* **TASK BRIEF**: For the material that follows, list every line containing the word "两边成比例且夹角相等的两个三角形相似".

— begin INFORMATION PROVIDED —

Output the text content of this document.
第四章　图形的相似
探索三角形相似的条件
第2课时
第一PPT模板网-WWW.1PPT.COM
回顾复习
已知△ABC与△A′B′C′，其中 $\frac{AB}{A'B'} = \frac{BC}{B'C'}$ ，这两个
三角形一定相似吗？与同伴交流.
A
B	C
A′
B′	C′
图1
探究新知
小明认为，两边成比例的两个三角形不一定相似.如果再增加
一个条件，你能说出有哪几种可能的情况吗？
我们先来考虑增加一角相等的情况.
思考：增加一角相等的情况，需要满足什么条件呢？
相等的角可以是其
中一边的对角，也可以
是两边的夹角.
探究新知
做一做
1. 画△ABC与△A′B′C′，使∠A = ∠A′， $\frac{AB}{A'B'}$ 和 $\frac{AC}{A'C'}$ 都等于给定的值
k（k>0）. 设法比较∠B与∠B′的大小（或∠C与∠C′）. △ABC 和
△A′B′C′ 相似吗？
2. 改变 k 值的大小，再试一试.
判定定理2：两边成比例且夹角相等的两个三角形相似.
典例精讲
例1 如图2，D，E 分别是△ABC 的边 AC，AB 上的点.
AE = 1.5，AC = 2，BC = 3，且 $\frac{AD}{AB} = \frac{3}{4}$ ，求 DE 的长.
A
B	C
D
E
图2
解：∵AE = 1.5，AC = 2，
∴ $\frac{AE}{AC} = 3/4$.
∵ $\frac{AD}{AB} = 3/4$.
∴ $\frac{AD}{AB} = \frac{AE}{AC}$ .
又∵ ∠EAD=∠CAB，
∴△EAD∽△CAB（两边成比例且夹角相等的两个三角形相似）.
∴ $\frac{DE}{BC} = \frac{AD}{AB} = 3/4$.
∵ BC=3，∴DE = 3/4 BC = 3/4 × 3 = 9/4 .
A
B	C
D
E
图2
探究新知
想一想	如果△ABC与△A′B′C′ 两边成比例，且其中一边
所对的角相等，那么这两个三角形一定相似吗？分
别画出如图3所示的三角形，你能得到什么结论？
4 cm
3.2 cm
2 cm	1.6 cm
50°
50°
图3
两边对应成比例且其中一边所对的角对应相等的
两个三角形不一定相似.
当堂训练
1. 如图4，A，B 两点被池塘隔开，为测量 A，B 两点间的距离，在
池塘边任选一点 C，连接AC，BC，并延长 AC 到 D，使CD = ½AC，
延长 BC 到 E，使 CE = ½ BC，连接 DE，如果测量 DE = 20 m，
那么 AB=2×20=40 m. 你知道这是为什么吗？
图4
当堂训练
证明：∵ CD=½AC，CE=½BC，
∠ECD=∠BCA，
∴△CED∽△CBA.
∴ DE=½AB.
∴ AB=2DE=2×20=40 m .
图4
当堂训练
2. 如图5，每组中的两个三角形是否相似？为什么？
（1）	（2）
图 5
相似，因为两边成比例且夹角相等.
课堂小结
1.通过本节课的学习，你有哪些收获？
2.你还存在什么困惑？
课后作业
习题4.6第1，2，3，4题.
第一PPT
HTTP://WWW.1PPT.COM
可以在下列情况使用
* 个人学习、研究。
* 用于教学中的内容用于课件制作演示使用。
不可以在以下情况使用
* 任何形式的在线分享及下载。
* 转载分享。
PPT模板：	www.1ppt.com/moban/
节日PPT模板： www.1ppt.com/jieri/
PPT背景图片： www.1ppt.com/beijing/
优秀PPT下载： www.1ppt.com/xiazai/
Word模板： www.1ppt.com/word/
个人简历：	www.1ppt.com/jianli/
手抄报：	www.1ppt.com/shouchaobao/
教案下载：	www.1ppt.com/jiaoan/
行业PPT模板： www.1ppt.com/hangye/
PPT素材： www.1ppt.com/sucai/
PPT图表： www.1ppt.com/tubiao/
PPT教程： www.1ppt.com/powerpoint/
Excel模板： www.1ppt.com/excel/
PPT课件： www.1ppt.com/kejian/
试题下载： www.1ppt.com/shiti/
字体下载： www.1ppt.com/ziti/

— end INFORMATION PROVIDED —

* **EXPECTED OUTPUT**:
判定定理2：两边成比例且夹角相等的两个三角形相似.
∴△EAD∽△CAB（两边成比例且夹角相等的两个三角形相似）.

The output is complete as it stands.